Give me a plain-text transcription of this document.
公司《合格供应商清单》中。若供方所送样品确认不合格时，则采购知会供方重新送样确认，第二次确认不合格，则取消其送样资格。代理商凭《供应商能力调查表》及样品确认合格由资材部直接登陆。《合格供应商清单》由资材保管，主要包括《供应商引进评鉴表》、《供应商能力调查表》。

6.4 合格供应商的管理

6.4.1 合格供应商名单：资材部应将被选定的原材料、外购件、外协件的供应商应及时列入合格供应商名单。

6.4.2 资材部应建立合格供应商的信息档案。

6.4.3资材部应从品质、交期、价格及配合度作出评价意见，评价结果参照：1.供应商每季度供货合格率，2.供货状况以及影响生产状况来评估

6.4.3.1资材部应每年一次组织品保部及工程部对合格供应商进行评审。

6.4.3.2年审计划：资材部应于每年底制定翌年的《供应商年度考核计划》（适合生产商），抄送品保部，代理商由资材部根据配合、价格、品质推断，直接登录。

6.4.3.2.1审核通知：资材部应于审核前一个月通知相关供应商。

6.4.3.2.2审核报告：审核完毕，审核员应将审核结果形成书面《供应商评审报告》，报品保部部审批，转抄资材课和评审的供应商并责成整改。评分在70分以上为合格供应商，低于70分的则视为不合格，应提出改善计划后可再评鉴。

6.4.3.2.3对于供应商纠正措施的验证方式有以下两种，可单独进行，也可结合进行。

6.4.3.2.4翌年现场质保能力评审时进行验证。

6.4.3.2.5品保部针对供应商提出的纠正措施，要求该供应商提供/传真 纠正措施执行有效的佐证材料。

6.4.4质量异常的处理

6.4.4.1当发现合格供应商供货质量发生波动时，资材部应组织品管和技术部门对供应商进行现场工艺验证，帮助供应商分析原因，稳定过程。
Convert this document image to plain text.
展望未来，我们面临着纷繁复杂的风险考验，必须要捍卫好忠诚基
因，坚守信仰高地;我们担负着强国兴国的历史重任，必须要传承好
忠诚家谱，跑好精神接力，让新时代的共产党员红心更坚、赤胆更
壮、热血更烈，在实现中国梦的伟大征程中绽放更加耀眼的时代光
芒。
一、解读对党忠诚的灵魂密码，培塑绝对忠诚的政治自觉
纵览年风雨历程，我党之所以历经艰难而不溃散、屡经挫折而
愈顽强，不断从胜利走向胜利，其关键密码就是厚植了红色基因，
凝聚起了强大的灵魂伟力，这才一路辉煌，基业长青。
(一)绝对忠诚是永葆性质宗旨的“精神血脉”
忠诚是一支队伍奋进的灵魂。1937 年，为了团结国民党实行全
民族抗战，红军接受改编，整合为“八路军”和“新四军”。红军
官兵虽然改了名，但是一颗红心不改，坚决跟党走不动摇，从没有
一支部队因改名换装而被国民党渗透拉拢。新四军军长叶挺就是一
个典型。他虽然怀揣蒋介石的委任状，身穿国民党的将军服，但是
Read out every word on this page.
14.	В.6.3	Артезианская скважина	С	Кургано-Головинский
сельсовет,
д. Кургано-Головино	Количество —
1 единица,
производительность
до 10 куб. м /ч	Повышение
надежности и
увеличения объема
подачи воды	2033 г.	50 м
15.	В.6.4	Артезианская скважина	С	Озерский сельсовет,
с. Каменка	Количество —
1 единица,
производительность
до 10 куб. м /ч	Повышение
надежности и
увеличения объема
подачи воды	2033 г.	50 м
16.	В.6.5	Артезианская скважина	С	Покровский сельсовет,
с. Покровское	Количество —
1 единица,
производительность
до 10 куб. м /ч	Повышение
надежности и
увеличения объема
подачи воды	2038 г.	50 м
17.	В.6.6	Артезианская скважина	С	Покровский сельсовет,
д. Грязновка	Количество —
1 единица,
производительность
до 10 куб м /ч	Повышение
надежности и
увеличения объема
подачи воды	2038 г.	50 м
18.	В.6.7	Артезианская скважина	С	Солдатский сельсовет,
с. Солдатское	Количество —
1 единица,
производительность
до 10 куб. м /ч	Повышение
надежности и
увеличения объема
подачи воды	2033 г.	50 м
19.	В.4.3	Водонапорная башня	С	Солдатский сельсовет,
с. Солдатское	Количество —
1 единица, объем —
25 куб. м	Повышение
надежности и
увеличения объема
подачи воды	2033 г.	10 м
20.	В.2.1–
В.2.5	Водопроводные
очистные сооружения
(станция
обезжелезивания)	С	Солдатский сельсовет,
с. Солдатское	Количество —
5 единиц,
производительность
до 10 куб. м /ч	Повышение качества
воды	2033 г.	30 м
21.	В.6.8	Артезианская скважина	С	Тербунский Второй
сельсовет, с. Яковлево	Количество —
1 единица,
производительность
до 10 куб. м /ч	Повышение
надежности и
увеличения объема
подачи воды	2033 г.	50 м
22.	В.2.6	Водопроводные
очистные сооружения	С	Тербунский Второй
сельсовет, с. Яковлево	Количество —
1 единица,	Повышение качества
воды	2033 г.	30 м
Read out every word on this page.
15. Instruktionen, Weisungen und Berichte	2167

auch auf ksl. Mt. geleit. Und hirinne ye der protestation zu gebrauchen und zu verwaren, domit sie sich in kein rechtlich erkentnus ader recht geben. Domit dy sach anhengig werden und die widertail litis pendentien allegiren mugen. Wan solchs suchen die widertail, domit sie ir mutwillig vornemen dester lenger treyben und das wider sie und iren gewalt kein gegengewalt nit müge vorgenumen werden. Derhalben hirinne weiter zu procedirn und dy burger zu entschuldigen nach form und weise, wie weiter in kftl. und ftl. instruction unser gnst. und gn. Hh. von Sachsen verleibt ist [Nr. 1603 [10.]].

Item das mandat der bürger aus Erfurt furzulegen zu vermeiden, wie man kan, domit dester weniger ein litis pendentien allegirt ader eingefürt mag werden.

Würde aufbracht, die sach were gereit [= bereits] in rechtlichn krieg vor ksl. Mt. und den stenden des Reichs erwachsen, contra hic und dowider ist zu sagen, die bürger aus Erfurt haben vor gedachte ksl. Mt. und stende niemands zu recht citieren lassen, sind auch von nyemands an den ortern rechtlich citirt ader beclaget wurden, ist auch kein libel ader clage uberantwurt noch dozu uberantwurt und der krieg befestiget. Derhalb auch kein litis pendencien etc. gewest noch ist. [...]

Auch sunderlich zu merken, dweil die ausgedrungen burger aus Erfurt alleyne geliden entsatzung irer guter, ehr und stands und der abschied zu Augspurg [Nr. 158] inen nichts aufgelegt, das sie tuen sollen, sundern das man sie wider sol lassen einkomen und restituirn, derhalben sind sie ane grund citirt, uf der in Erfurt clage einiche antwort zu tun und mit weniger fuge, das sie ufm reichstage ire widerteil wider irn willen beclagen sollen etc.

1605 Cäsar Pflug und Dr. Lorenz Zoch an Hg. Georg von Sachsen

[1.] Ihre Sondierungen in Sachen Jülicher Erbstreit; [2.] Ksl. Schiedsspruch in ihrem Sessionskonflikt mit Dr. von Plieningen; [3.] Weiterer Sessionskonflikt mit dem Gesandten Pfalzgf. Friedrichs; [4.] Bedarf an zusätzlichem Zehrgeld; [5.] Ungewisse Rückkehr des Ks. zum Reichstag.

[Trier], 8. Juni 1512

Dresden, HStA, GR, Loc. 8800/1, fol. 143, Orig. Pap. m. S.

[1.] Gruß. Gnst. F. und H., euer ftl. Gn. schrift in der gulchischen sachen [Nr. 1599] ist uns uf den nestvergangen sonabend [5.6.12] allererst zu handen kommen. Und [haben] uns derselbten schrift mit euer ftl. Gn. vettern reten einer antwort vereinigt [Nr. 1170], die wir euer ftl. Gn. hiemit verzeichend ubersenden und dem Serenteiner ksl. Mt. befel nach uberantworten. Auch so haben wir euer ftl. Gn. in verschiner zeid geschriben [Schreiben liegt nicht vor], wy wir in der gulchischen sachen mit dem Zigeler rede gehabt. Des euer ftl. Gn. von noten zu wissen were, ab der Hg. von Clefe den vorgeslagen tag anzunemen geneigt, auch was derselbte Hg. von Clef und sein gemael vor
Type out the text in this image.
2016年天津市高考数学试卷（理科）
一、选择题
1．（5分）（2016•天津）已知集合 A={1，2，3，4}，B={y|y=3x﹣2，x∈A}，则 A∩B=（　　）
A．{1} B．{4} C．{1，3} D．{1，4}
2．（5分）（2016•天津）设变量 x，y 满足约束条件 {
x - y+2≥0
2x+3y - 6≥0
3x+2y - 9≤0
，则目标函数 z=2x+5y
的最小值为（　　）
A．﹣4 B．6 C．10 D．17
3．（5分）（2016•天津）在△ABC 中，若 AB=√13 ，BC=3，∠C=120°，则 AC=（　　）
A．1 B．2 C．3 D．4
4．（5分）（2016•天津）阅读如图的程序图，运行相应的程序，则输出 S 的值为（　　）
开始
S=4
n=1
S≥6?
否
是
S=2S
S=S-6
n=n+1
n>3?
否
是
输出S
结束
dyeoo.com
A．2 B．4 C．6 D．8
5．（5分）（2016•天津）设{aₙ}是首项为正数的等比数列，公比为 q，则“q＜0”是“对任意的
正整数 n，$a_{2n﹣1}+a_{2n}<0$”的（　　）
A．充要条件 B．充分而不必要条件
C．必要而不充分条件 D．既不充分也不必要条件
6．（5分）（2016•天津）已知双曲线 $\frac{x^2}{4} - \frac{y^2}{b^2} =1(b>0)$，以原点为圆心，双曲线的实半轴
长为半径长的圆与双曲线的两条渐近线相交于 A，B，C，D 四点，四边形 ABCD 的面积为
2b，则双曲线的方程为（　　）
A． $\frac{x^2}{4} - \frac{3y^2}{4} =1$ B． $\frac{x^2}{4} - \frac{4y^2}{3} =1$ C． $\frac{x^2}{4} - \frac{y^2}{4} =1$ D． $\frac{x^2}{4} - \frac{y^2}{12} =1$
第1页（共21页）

=-=-=-=-=

# SET TASK
In the entries above, locate every line with the word "Покровский" and copy it.

# COMPLETE RESPONSE
16.	В.6.5	Артезианская скважина	С	Покровский сельсовет,
17.	В.6.6	Артезианская скважина	С	Покровский сельсовет,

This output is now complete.